__SET EXERCISE__
Every line of the material below should be repeated exactly.

[Data records]
START

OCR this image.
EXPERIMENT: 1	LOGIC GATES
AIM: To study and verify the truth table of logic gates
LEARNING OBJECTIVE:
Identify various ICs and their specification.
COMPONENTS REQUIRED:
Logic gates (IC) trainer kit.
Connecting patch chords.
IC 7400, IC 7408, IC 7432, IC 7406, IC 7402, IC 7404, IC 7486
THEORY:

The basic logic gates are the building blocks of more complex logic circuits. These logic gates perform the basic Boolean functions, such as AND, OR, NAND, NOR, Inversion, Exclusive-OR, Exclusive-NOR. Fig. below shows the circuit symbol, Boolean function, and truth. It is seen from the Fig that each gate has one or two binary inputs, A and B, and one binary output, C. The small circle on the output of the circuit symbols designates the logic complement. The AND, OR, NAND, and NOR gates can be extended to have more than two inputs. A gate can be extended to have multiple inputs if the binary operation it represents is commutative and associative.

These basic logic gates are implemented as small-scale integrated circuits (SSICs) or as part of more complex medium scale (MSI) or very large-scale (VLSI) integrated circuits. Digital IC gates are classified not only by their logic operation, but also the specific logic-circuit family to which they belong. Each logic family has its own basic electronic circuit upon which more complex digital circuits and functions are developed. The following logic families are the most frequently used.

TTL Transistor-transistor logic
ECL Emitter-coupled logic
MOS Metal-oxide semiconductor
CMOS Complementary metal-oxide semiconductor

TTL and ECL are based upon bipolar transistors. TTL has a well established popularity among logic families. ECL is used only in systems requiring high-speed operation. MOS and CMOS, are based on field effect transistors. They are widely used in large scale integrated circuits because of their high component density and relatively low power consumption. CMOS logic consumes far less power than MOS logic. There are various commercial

END

__RESPONSE__
OCR this image.
EXPERIMENT: 1	LOGIC GATES
AIM: To study and verify the truth table of logic gates
LEARNING OBJECTIVE:
Identify various ICs and their specification.
COMPONENTS REQUIRED:
Logic gates (IC) trainer kit.
Connecting patch chords.
IC 7400, IC 7408, IC 7432, IC 7406, IC 7402, IC 7404, IC 7486
THEORY:

The basic logic gates are the building blocks of more complex logic circuits. These logic gates perform the basic Boolean functions, such as AND, OR, NAND, NOR, Inversion, Exclusive-OR, Exclusive-NOR. Fig. below shows the circuit symbol, Boolean function, and truth. It is seen from the Fig that each gate has one or two binary inputs, A and B, and one binary output, C. The small circle on the output of the circuit symbols designates the logic complement. The AND, OR, NAND, and NOR gates can be extended to have more than two inputs. A gate can be extended to have multiple inputs if the binary operation it represents is commutative and associative.

These basic logic gates are implemented as small-scale integrated circuits (SSICs) or as part of more complex medium scale (MSI) or very large-scale (VLSI) integrated circuits. Digital IC gates are classified not only by their logic operation, but also the specific logic-circuit family to which they belong. Each logic family has its own basic electronic circuit upon which more complex digital circuits and functions are developed. The following logic families are the most frequently used.

TTL Transistor-transistor logic
ECL Emitter-coupled logic
MOS Metal-oxide semiconductor
CMOS Complementary metal-oxide semiconductor

TTL and ECL are based upon bipolar transistors. TTL has a well established popularity among logic families. ECL is used only in systems requiring high-speed operation. MOS and CMOS, are based on field effect transistors. They are widely used in large scale integrated circuits because of their high component density and relatively low power consumption. CMOS logic consumes far less power than MOS logic. There are various commercial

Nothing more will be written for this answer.